_What to produce_
Using the records below, locate all lines containing "JSON" and return them.

Dataset records:
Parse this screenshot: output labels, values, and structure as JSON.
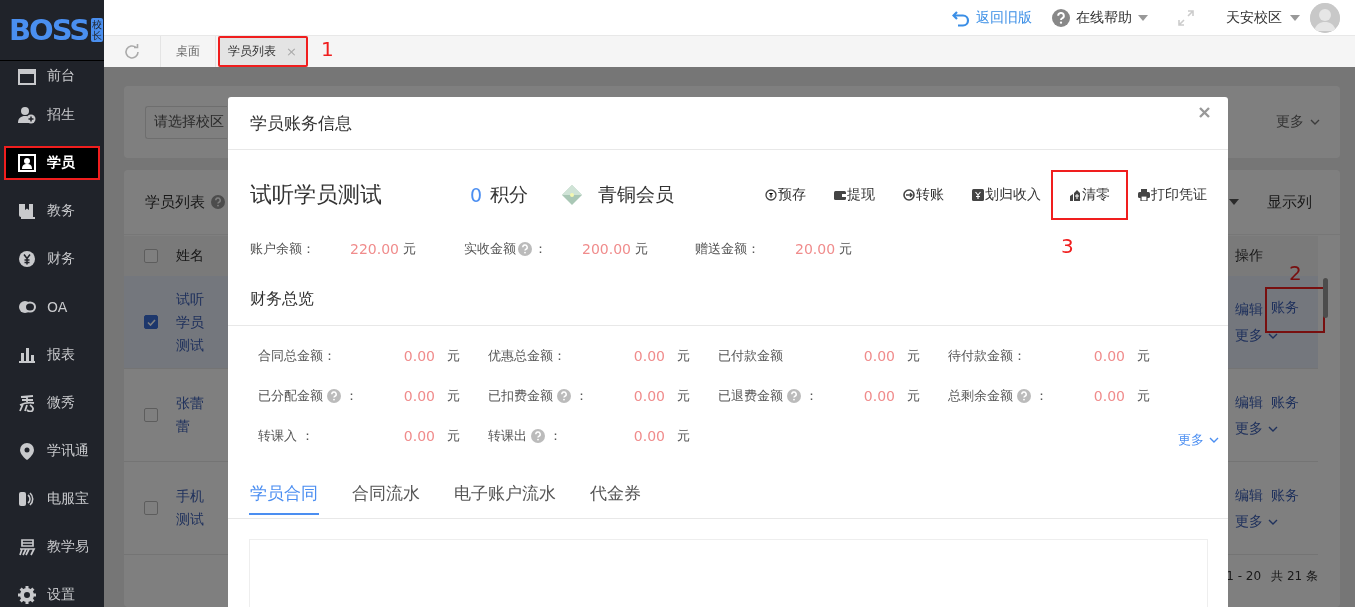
{
  "logo": {
    "text": "BOSS",
    "badge": "校长"
  },
  "sidebar": {
    "items": [
      {
        "label": "前台",
        "selected": false,
        "marked": false
      },
      {
        "label": "招生",
        "selected": false,
        "marked": false
      },
      {
        "label": "学员",
        "selected": true,
        "marked": true
      },
      {
        "label": "教务",
        "selected": false,
        "marked": false
      },
      {
        "label": "财务",
        "selected": false,
        "marked": false
      },
      {
        "label": "OA",
        "selected": false,
        "marked": false
      },
      {
        "label": "报表",
        "selected": false,
        "marked": false
      },
      {
        "label": "微秀",
        "selected": false,
        "marked": false
      },
      {
        "label": "学讯通",
        "selected": false,
        "marked": false
      },
      {
        "label": "电服宝",
        "selected": false,
        "marked": false
      },
      {
        "label": "教学易",
        "selected": false,
        "marked": false
      },
      {
        "label": "设置",
        "selected": false,
        "marked": false
      }
    ]
  },
  "topbar": {
    "back_link": "返回旧版",
    "help": "在线帮助",
    "campus": "天安校区"
  },
  "page_tabs": [
    {
      "label": "桌面",
      "selected": false,
      "closable": false,
      "marked": false
    },
    {
      "label": "学员列表",
      "selected": true,
      "closable": true,
      "close": "×",
      "marked": true,
      "note": "1"
    }
  ],
  "filter": {
    "campus_select": {
      "placeholder": "请选择校区"
    },
    "more": "更多"
  },
  "student_list": {
    "title": "学员列表",
    "show_columns": "显示列",
    "all_checked": false,
    "columns": [
      "姓名",
      "操作"
    ],
    "rows": [
      {
        "name": "试听学员测试",
        "selected": true,
        "actions": [
          {
            "label": "编辑",
            "marked": false
          },
          {
            "label": "账务",
            "marked": true,
            "note": "2"
          }
        ],
        "more": "更多"
      },
      {
        "name": "张蕾蕾",
        "selected": false,
        "actions": [
          {
            "label": "编辑",
            "marked": false
          },
          {
            "label": "账务",
            "marked": false
          }
        ],
        "more": "更多"
      },
      {
        "name": "手机测试",
        "selected": false,
        "actions": [
          {
            "label": "编辑",
            "marked": false
          },
          {
            "label": "账务",
            "marked": false
          }
        ],
        "more": "更多"
      }
    ],
    "pagination": {
      "range": "1 - 20",
      "total": "共 21 条"
    }
  },
  "modal": {
    "title": "学员账务信息",
    "student": {
      "name": "试听学员测试",
      "points": "0",
      "points_label": "积分",
      "tier": "青铜会员"
    },
    "actions": [
      {
        "label": "预存",
        "marked": false
      },
      {
        "label": "提现",
        "marked": false
      },
      {
        "label": "转账",
        "marked": false
      },
      {
        "label": "划归收入",
        "marked": false
      },
      {
        "label": "清零",
        "marked": true,
        "note": "3"
      },
      {
        "label": "打印凭证",
        "marked": false
      }
    ],
    "balances": [
      {
        "label": "账户余额：",
        "help": false,
        "value": "220.00",
        "unit": "元"
      },
      {
        "label": "实收金额",
        "help": true,
        "colon": "：",
        "value": "200.00",
        "unit": "元"
      },
      {
        "label": "赠送金额：",
        "help": false,
        "value": "20.00",
        "unit": "元"
      }
    ],
    "overview": {
      "title": "财务总览",
      "more": "更多",
      "stats": [
        {
          "label": "合同总金额：",
          "help": false,
          "value": "0.00",
          "unit": "元"
        },
        {
          "label": "优惠总金额：",
          "help": false,
          "value": "0.00",
          "unit": "元"
        },
        {
          "label": "已付款金额",
          "help": false,
          "value": "0.00",
          "unit": "元"
        },
        {
          "label": "待付款金额：",
          "help": false,
          "value": "0.00",
          "unit": "元"
        },
        {
          "label": "已分配金额",
          "help": true,
          "colon": "：",
          "value": "0.00",
          "unit": "元"
        },
        {
          "label": "已扣费金额",
          "help": true,
          "colon": "：",
          "value": "0.00",
          "unit": "元"
        },
        {
          "label": "已退费金额",
          "help": true,
          "colon": "：",
          "value": "0.00",
          "unit": "元"
        },
        {
          "label": "总剩余金额",
          "help": true,
          "colon": "：",
          "value": "0.00",
          "unit": "元"
        },
        {
          "label": "转课入 ：",
          "help": false,
          "value": "0.00",
          "unit": "元"
        },
        {
          "label": "转课出",
          "help": true,
          "colon": "：",
          "value": "0.00",
          "unit": "元"
        }
      ]
    },
    "tabs": [
      {
        "label": "学员合同",
        "selected": true
      },
      {
        "label": "合同流水",
        "selected": false
      },
      {
        "label": "电子账户流水",
        "selected": false
      },
      {
        "label": "代金券",
        "selected": false
      }
    ]
  }
}
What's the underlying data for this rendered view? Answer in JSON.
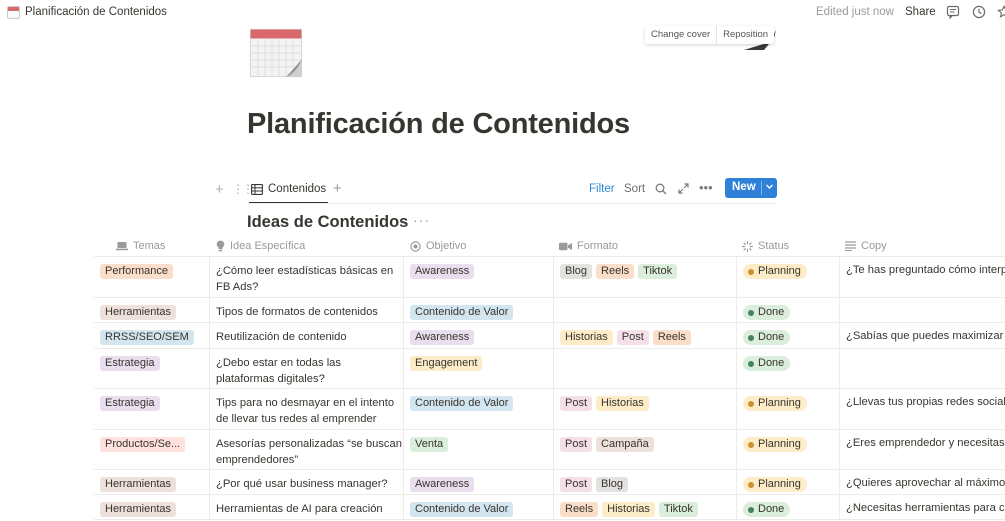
{
  "topbar": {
    "breadcrumb": "Planificación de Contenidos",
    "edited": "Edited just now",
    "share": "Share",
    "icons": [
      "comment-icon",
      "history-icon",
      "star-icon"
    ]
  },
  "cover": {
    "change_cover": "Change cover",
    "reposition": "Reposition"
  },
  "page": {
    "title": "Planificación de Contenidos",
    "icon": "calendar-icon"
  },
  "view": {
    "tab_label": "Contenidos",
    "filter": "Filter",
    "sort": "Sort",
    "new": "New"
  },
  "database": {
    "title": "Ideas de Contenidos"
  },
  "columns": [
    {
      "label": "Temas",
      "icon": "laptop-icon"
    },
    {
      "label": "Idea Específica",
      "icon": "lightbulb-icon"
    },
    {
      "label": "Objetivo",
      "icon": "target-icon"
    },
    {
      "label": "Formato",
      "icon": "video-icon"
    },
    {
      "label": "Status",
      "icon": "status-icon"
    },
    {
      "label": "Copy",
      "icon": "text-lines-icon"
    }
  ],
  "colors": {
    "orange": "#fadec9",
    "brown": "#eee0da",
    "blue": "#d3e5ef",
    "purple": "#e8deee",
    "yellow": "#fdecc8",
    "red": "#ffe2dd",
    "green": "#dbeddb",
    "gray": "#e3e2e0",
    "pink": "#f5e0e9",
    "planning_bg": "#fdecc8",
    "planning_dot": "#cb912f",
    "done_bg": "#dbeddb",
    "done_dot": "#448361"
  },
  "rows": [
    {
      "tema": {
        "label": "Performance",
        "color": "orange"
      },
      "idea": "¿Cómo leer estadísticas básicas en FB Ads?",
      "objetivo": {
        "label": "Awareness",
        "color": "purple"
      },
      "formato": [
        {
          "label": "Blog",
          "color": "gray"
        },
        {
          "label": "Reels",
          "color": "orange"
        },
        {
          "label": "Tiktok",
          "color": "green"
        }
      ],
      "status": "Planning",
      "copy": "¿Te has preguntado cómo interpretar"
    },
    {
      "tema": {
        "label": "Herramientas",
        "color": "brown"
      },
      "idea": "Tipos de formatos de contenidos",
      "objetivo": {
        "label": "Contenido de Valor",
        "color": "blue"
      },
      "formato": [],
      "status": "Done",
      "copy": ""
    },
    {
      "tema": {
        "label": "RRSS/SEO/SEM",
        "color": "blue"
      },
      "idea": "Reutilización de contenido",
      "objetivo": {
        "label": "Awareness",
        "color": "purple"
      },
      "formato": [
        {
          "label": "Historias",
          "color": "yellow"
        },
        {
          "label": "Post",
          "color": "pink"
        },
        {
          "label": "Reels",
          "color": "orange"
        }
      ],
      "status": "Done",
      "copy": "¿Sabías que puedes maximizar tu"
    },
    {
      "tema": {
        "label": "Estrategia",
        "color": "purple"
      },
      "idea": "¿Debo estar en todas las plataformas digitales?",
      "objetivo": {
        "label": "Engagement",
        "color": "yellow"
      },
      "formato": [],
      "status": "Done",
      "copy": ""
    },
    {
      "tema": {
        "label": "Estrategia",
        "color": "purple"
      },
      "idea": "Tips para no desmayar en el intento de llevar tus redes al emprender",
      "objetivo": {
        "label": "Contenido de Valor",
        "color": "blue"
      },
      "formato": [
        {
          "label": "Post",
          "color": "pink"
        },
        {
          "label": "Historias",
          "color": "yellow"
        }
      ],
      "status": "Planning",
      "copy": "¿Llevas tus propias redes sociales"
    },
    {
      "tema": {
        "label": "Productos/Se...",
        "color": "red"
      },
      "idea": "Asesorías personalizadas “se buscan emprendedores”",
      "objetivo": {
        "label": "Venta",
        "color": "green"
      },
      "formato": [
        {
          "label": "Post",
          "color": "pink"
        },
        {
          "label": "Campaña",
          "color": "brown"
        }
      ],
      "status": "Planning",
      "copy": "¿Eres emprendedor y necesitas a"
    },
    {
      "tema": {
        "label": "Herramientas",
        "color": "brown"
      },
      "idea": "¿Por qué usar business manager?",
      "objetivo": {
        "label": "Awareness",
        "color": "purple"
      },
      "formato": [
        {
          "label": "Post",
          "color": "pink"
        },
        {
          "label": "Blog",
          "color": "gray"
        }
      ],
      "status": "Planning",
      "copy": "¿Quieres aprovechar al máximo tu"
    },
    {
      "tema": {
        "label": "Herramientas",
        "color": "brown"
      },
      "idea": "Herramientas de AI para creación",
      "objetivo": {
        "label": "Contenido de Valor",
        "color": "blue"
      },
      "formato": [
        {
          "label": "Reels",
          "color": "orange"
        },
        {
          "label": "Historias",
          "color": "yellow"
        },
        {
          "label": "Tiktok",
          "color": "green"
        }
      ],
      "status": "Done",
      "copy": "¿Necesitas herramientas para crear"
    }
  ]
}
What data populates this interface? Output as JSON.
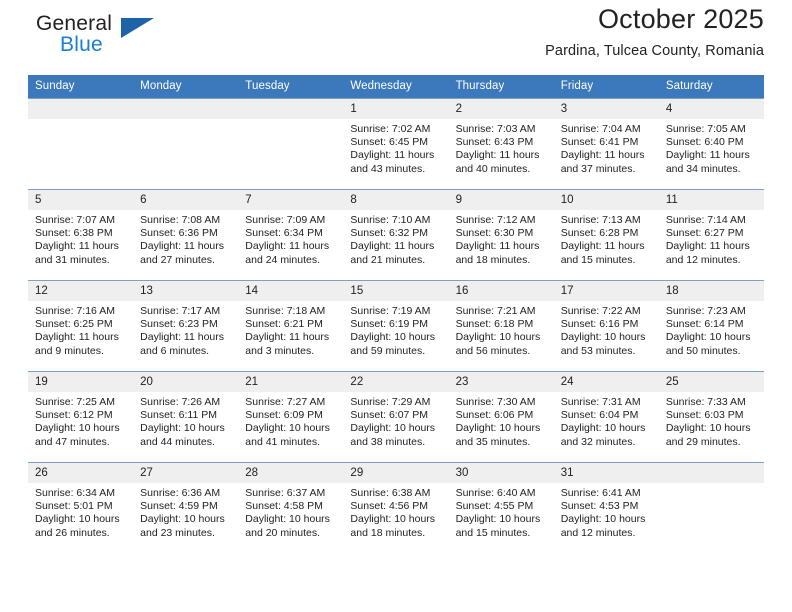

_The completed task_
Parse this screenshot: output labels, values, and structure as JSON.
What's the underlying data for this rendered view? Answer in JSON.
What data populates this interface? Output as JSON.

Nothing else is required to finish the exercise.